It is still benefitial to not install stuff system wide, since this makes it easy to forget which stuff you already have installed and which is a missing dependency.
Keeping track of dependencies is kind part of a programers work, so as long as you're writing these things mostly for yourself do whatever you like. And I say that as someone who treats everything like a project that I will forget about in 3 days and need to deploy on some server a year later.
Note that I'm mostly in the research/hobby environments - I think this approach (and Python in general, re: some other discussions here about the language) works really well, especially for the latter, but the closer you get to "serious" work, the more sense the project environment approach makes of course
Example: https://treyhunner.com/2024/12/lazy-self-installing-python-s...
If not, where do you see a meaningful difference?
tbh this has been a sticking point for me too with uv (though I use it for everything now). I just want to start of a repl with a bunch of stuff installed so I can try out a bunch of stuff. My solution now it to have a ~/tmp dir where I can mess around with all kinds of stuff (not just python) and there I have a uv virtualenv installed with all kinds of packages pre-installed.

+++

QUESTIONS ON THE MATERIAL >>
1/ Answer these questions about the forum thread on Python dependencies:
(a) In how many days does one poster expect to forget about a project?
(b) In which environments does a poster say they mostly work?
(c) What directory does the uv user keep for messing around?
2/ Retype the forum thread on Python dependencies, starting with "Note that I'm" and going on through "a meaningful difference?".
Answer from the forum thread alone.

+++

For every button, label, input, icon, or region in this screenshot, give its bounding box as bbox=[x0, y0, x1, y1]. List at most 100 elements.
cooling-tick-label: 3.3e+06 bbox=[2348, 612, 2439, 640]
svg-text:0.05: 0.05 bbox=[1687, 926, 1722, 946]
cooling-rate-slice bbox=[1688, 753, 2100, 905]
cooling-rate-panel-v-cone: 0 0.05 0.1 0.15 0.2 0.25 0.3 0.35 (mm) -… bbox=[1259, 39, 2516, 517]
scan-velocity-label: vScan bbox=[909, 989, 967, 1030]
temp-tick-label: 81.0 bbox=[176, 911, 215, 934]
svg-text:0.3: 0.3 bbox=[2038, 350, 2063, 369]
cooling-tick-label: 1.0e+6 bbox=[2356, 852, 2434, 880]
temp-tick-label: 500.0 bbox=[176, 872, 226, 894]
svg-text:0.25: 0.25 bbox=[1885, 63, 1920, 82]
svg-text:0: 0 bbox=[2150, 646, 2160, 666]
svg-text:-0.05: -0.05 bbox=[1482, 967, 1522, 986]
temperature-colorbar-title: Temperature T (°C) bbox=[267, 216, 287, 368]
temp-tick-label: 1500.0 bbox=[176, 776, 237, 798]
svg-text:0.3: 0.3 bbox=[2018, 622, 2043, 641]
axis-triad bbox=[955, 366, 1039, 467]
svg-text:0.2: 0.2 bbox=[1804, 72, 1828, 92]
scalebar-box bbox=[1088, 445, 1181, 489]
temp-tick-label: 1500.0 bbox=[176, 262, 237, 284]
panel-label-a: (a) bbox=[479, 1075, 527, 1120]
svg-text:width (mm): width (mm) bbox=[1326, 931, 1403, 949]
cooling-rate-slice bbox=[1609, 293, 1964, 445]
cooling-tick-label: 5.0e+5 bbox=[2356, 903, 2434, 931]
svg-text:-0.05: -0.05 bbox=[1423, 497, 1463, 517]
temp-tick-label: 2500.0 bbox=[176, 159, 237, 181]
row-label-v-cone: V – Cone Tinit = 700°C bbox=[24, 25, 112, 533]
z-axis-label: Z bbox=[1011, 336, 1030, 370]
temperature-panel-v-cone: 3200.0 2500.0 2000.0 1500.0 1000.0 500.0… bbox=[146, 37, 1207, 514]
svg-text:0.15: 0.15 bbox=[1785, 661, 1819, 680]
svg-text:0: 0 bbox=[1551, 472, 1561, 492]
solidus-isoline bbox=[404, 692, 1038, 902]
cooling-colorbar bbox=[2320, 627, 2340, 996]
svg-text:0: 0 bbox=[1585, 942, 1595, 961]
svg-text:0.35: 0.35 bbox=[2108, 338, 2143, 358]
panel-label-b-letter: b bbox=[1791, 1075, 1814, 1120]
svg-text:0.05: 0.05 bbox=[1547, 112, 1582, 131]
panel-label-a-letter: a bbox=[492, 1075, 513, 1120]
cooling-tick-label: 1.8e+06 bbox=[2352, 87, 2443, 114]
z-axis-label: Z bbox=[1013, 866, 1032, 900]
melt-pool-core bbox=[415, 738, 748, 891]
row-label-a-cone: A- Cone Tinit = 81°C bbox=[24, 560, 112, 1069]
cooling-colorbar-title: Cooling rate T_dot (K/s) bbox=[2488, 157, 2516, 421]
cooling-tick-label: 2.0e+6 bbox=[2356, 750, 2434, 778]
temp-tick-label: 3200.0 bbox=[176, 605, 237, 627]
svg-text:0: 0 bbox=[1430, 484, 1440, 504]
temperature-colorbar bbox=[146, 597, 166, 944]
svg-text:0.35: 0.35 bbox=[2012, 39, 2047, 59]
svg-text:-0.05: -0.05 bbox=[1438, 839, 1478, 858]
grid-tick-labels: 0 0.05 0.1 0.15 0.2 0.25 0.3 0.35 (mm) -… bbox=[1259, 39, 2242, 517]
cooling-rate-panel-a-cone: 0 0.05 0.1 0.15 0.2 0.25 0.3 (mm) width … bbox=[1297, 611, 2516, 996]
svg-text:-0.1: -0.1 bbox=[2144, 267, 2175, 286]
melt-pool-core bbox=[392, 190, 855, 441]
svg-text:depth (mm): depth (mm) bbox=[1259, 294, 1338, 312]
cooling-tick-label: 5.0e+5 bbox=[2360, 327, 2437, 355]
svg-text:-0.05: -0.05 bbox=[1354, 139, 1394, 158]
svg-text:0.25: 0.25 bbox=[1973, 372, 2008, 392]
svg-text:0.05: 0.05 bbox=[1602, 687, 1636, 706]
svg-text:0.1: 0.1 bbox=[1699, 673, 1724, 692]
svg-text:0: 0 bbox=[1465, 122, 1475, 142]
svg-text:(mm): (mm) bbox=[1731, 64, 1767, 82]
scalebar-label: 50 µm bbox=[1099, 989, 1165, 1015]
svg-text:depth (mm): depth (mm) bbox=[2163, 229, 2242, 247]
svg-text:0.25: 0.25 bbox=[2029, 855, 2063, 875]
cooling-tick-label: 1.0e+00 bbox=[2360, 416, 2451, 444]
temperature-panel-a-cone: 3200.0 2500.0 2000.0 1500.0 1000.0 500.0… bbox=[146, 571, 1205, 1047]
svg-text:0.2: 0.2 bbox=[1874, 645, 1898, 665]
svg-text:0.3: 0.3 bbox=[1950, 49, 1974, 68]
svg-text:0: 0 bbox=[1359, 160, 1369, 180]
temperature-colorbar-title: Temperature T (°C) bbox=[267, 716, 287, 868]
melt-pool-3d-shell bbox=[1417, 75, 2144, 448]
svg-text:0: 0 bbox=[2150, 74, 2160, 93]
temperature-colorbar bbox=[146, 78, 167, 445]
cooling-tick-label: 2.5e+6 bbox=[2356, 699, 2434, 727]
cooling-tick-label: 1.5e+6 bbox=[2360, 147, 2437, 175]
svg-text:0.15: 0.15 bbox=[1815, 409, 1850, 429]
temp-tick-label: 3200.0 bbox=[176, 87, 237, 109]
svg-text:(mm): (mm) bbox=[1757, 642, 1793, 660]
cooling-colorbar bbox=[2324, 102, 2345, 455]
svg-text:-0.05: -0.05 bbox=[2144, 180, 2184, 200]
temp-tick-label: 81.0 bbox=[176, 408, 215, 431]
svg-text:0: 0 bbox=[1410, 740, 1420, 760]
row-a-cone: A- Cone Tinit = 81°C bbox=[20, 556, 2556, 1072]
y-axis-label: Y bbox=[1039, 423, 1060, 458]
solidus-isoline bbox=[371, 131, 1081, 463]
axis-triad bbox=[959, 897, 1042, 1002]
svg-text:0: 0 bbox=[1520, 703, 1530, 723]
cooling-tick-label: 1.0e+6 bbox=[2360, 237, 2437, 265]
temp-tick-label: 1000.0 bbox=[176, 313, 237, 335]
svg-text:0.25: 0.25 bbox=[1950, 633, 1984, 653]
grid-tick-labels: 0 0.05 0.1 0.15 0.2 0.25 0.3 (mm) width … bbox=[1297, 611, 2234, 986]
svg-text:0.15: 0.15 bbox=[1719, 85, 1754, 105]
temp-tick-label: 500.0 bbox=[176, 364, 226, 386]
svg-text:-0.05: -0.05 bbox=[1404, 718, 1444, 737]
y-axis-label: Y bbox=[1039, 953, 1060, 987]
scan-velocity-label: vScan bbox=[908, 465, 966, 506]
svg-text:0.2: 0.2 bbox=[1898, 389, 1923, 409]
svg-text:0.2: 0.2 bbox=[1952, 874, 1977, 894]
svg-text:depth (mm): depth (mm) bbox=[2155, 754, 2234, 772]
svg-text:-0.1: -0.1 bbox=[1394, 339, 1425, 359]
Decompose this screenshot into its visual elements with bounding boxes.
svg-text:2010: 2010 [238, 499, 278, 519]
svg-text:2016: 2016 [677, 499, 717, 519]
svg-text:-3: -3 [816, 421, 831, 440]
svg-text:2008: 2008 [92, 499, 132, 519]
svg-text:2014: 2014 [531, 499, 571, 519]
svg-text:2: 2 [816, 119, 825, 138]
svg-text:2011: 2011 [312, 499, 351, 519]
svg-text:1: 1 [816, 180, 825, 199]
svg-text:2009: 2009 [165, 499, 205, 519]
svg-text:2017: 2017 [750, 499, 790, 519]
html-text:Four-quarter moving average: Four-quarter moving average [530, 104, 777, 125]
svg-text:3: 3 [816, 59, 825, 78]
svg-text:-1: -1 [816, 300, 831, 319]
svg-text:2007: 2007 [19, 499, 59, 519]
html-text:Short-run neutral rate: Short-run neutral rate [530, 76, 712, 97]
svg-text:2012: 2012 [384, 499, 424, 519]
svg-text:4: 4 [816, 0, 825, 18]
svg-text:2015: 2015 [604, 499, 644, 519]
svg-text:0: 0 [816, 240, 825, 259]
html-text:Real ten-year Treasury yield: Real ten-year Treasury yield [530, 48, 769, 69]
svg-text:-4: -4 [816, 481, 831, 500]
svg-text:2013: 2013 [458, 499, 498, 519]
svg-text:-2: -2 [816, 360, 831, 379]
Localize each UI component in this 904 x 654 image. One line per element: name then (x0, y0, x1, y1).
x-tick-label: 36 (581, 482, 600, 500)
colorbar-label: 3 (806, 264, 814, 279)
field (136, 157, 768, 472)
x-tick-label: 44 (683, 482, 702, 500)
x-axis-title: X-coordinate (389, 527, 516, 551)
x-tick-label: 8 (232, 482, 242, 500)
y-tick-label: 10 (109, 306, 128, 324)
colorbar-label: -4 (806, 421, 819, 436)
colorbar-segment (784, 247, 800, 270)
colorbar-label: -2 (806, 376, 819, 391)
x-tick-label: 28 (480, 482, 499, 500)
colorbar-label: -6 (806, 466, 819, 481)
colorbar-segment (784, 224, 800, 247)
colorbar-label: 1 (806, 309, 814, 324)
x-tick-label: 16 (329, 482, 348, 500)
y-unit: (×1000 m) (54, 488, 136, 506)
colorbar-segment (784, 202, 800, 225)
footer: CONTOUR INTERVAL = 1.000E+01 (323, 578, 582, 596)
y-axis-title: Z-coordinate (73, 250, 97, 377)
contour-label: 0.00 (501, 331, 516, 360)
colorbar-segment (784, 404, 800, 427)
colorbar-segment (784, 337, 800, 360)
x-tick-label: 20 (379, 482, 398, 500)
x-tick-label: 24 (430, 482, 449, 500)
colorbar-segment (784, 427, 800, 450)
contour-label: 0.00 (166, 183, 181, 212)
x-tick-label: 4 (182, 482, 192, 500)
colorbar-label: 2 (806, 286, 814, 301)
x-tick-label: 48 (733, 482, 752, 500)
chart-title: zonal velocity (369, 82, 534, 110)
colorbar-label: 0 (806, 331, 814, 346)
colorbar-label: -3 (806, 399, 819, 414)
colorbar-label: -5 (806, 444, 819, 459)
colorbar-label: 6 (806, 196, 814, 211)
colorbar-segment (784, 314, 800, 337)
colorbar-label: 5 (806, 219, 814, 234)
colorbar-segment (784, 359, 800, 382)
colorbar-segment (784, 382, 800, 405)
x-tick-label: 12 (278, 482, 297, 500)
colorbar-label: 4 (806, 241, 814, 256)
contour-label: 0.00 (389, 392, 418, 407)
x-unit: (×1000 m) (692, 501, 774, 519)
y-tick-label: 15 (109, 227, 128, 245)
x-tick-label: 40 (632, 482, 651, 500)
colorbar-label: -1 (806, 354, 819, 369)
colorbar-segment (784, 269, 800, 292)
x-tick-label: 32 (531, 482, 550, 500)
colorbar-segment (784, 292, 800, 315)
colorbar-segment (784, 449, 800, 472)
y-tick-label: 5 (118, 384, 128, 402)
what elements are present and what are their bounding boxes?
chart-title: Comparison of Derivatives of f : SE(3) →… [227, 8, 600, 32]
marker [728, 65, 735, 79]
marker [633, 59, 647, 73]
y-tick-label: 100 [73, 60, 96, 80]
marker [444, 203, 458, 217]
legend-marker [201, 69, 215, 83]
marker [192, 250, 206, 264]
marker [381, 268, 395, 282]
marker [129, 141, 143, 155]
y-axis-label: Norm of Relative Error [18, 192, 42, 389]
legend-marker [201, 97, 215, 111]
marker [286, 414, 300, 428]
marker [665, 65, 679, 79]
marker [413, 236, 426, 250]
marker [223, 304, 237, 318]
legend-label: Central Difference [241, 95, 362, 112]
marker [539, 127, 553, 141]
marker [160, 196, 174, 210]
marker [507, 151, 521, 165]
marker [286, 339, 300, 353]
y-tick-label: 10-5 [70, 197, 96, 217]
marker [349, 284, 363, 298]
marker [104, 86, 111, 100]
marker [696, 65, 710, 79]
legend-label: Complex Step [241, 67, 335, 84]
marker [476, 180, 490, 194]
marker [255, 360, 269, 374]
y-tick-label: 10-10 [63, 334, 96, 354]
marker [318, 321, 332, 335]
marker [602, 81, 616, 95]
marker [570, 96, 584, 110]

+++

SOLUTIONS FOR EACH TASK >>
1/
(a) 3 days
(b) Research/hobby environments
(c) A ~/tmp dir

2/
Note that I'm mostly in the research/hobby environments - I think this approach (and Python in general, re: some other discussions here about the language) works really well, especially for the latter, but the closer you get to "serious" work, the more sense the project environment approach makes of course
Example: https://treyhunner.com/2024/12/lazy-self-installing-python-s...
If not, where do you see a meaningful difference?